ITEMS
=-=-=

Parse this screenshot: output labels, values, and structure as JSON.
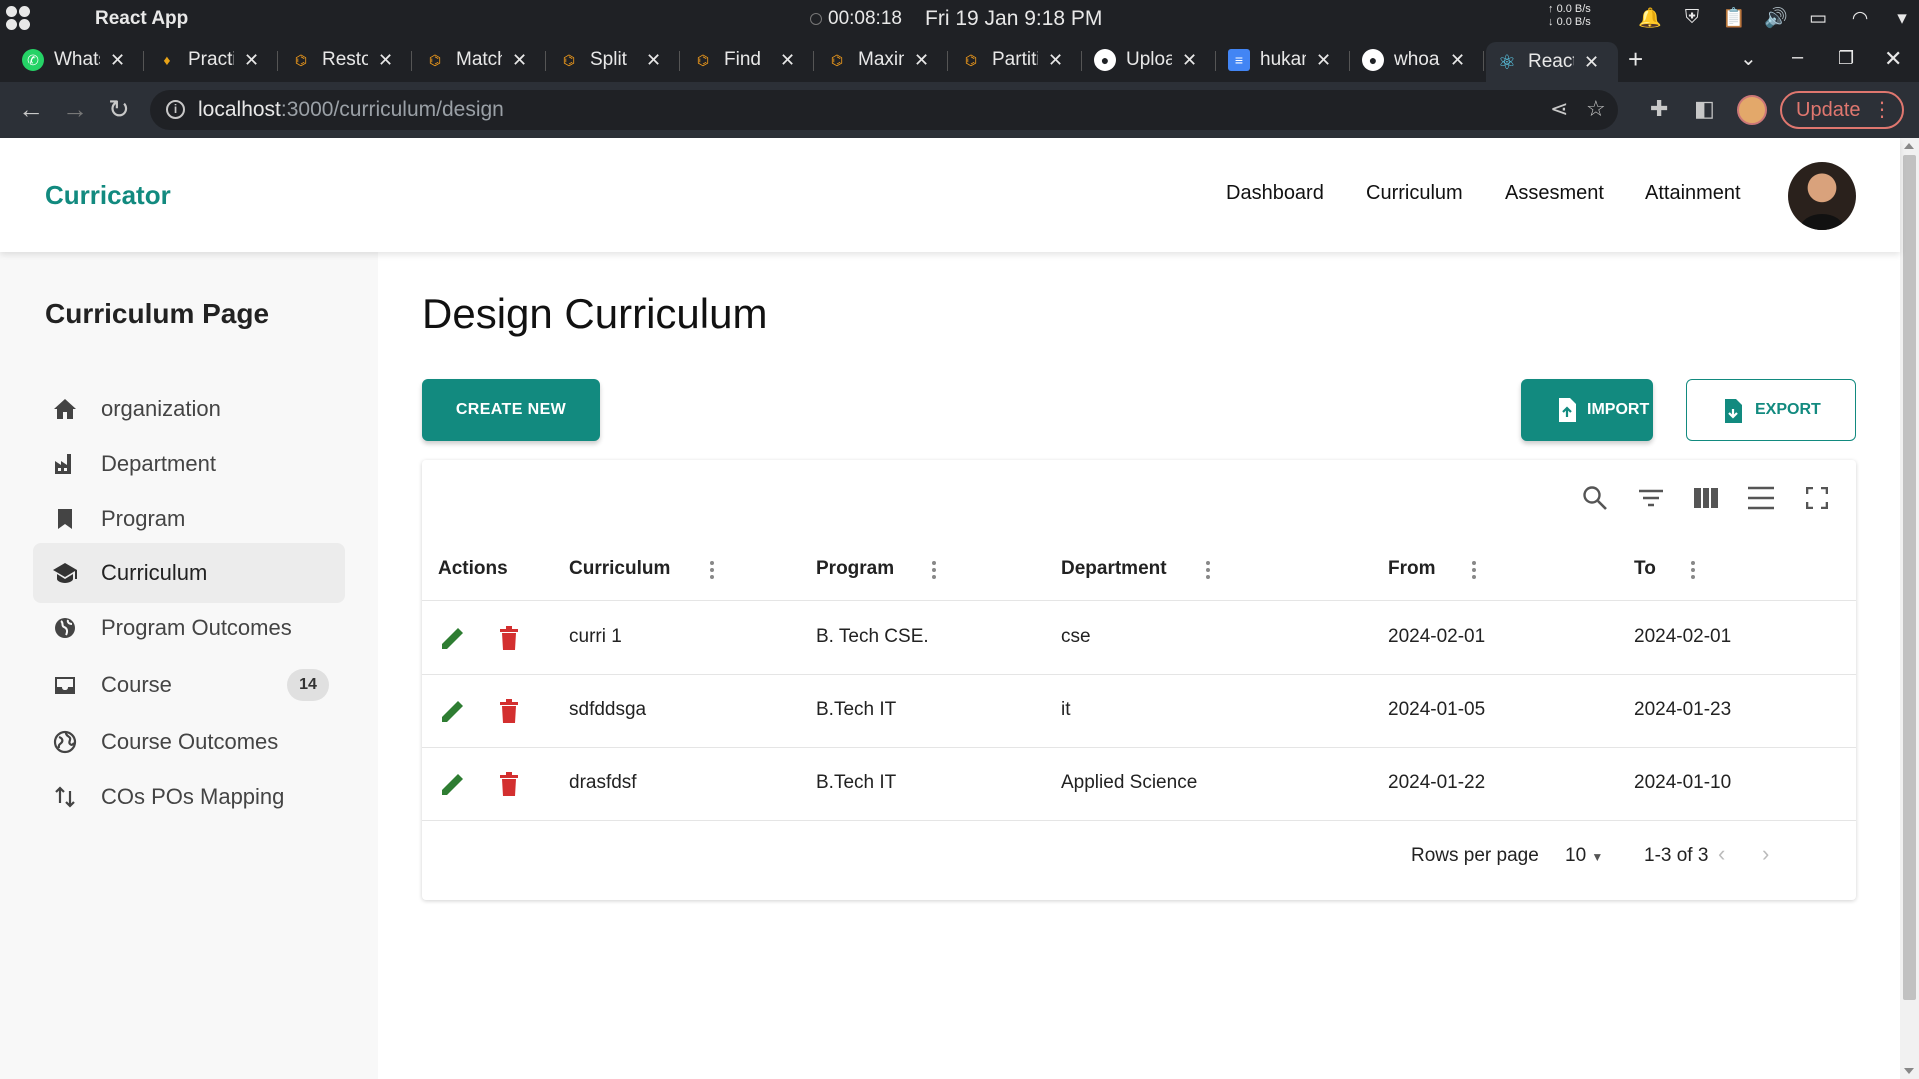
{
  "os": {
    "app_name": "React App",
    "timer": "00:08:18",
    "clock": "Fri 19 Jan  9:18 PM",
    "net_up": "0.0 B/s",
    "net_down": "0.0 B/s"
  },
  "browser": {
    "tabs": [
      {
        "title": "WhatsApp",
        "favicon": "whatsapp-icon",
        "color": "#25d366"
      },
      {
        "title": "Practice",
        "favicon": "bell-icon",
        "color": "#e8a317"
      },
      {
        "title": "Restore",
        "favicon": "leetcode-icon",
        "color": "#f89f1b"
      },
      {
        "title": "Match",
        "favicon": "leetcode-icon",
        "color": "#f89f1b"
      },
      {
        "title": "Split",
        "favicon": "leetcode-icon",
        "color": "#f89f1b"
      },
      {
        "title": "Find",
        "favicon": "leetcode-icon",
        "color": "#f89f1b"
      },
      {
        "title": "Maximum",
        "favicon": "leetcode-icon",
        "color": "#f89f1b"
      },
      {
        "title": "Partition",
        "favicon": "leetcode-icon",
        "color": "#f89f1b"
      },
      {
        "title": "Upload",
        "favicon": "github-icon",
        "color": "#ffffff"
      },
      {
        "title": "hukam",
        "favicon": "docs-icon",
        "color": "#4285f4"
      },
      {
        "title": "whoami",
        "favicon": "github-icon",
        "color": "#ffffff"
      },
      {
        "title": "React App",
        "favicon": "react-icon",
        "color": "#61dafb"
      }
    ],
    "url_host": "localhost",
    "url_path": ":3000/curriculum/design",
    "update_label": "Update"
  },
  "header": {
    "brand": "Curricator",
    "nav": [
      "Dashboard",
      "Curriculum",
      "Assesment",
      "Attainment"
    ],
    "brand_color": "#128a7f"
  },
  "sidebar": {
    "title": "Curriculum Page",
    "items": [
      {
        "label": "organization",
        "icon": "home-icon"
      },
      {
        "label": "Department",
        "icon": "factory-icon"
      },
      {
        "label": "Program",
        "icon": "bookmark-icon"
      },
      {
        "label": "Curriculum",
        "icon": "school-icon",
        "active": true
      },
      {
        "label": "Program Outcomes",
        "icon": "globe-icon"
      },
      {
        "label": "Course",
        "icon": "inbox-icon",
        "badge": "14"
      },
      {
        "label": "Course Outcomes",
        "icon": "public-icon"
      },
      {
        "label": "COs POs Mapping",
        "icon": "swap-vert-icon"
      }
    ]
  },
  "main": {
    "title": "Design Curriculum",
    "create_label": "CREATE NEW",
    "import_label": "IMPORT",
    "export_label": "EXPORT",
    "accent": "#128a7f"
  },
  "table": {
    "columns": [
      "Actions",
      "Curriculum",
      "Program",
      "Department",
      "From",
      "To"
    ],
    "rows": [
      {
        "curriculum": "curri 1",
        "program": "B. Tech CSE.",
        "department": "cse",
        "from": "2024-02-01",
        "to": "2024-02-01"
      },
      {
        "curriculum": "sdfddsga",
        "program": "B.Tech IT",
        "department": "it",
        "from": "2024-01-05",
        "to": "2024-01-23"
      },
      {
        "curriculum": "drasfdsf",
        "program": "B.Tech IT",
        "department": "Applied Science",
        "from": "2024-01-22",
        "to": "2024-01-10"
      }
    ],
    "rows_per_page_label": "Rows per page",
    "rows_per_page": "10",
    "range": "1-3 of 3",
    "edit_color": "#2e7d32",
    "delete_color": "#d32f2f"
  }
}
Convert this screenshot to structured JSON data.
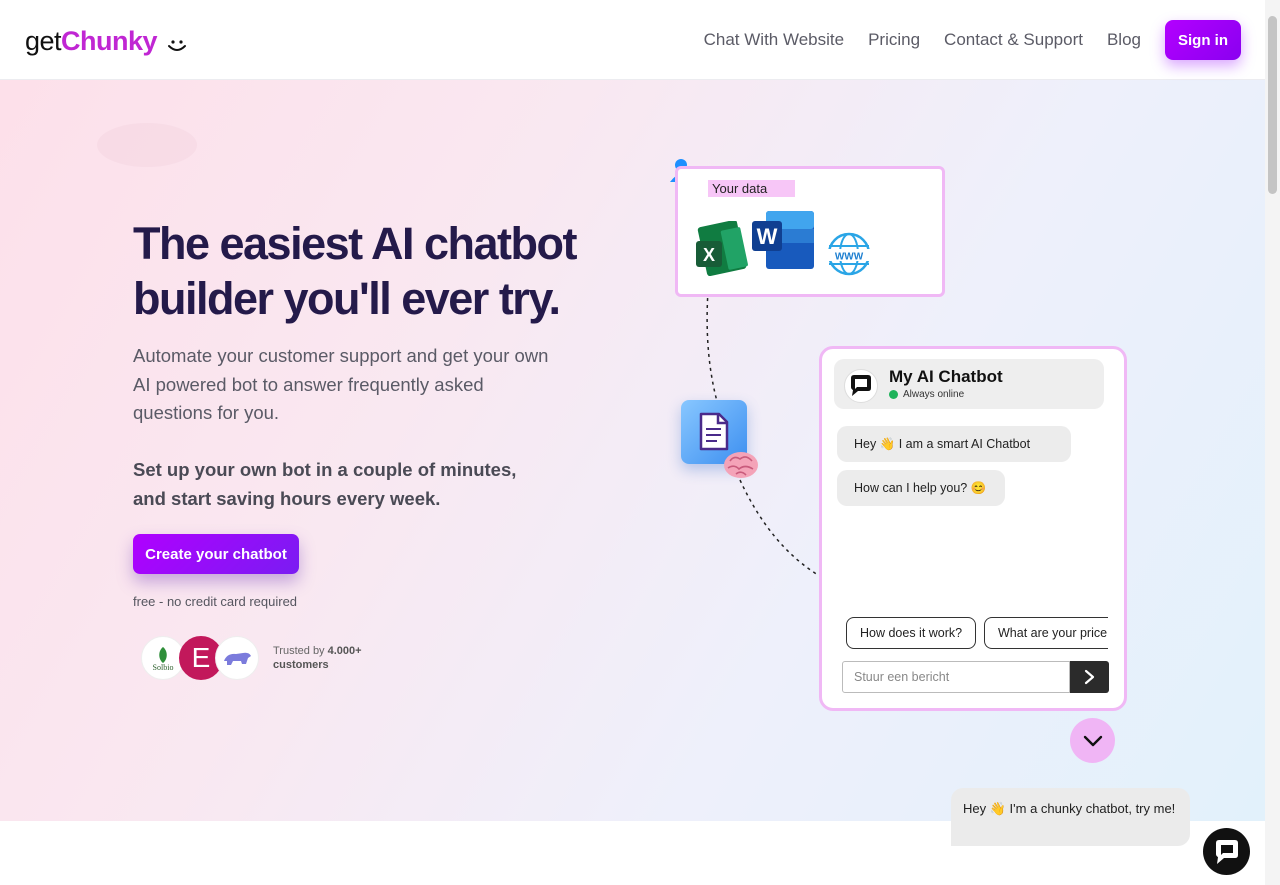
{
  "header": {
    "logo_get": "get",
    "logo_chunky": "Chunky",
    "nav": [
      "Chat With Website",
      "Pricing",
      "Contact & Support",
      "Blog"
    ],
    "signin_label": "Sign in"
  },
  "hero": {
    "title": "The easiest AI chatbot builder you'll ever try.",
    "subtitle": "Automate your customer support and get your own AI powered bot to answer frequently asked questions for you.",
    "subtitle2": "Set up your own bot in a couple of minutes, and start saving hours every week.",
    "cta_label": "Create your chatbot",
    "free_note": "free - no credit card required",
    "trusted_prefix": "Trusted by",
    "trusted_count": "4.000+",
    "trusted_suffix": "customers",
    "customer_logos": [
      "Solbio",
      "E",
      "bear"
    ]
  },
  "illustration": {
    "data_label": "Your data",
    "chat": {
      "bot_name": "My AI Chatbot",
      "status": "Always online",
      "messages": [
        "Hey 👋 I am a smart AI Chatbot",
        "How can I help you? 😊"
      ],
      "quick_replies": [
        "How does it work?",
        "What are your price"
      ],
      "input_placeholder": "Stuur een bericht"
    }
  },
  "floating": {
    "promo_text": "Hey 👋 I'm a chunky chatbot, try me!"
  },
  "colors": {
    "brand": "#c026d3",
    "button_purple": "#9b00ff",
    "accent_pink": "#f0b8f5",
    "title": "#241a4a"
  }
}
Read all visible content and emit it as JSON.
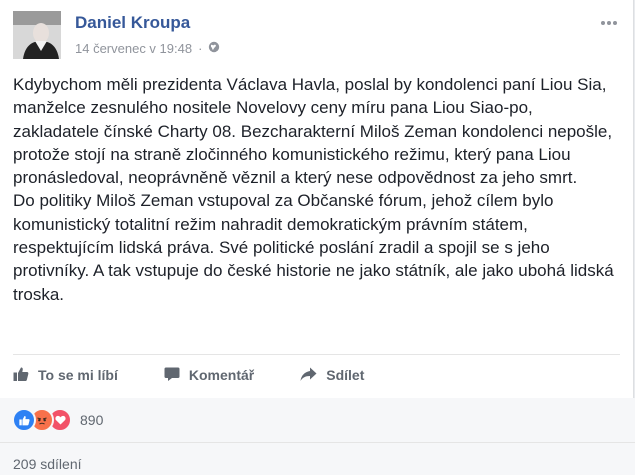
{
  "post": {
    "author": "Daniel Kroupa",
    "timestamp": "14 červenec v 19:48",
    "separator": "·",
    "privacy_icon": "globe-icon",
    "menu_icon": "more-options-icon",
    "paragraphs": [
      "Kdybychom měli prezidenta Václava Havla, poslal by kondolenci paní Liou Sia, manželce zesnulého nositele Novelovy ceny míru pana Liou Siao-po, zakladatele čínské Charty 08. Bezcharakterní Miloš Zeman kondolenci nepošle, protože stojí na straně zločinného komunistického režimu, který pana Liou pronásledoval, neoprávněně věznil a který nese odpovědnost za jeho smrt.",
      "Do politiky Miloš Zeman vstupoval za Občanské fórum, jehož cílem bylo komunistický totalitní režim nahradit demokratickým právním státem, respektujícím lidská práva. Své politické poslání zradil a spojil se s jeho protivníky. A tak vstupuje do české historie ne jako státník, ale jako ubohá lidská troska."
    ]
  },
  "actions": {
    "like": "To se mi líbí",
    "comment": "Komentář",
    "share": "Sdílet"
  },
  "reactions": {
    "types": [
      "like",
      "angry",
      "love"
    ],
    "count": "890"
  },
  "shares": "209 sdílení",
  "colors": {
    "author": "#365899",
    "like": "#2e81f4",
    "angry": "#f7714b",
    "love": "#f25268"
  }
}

=-=-=

Identify which lines contain the word "author" and copy each one.

    "author": "Daniel Kroupa",
    "author": "#365899",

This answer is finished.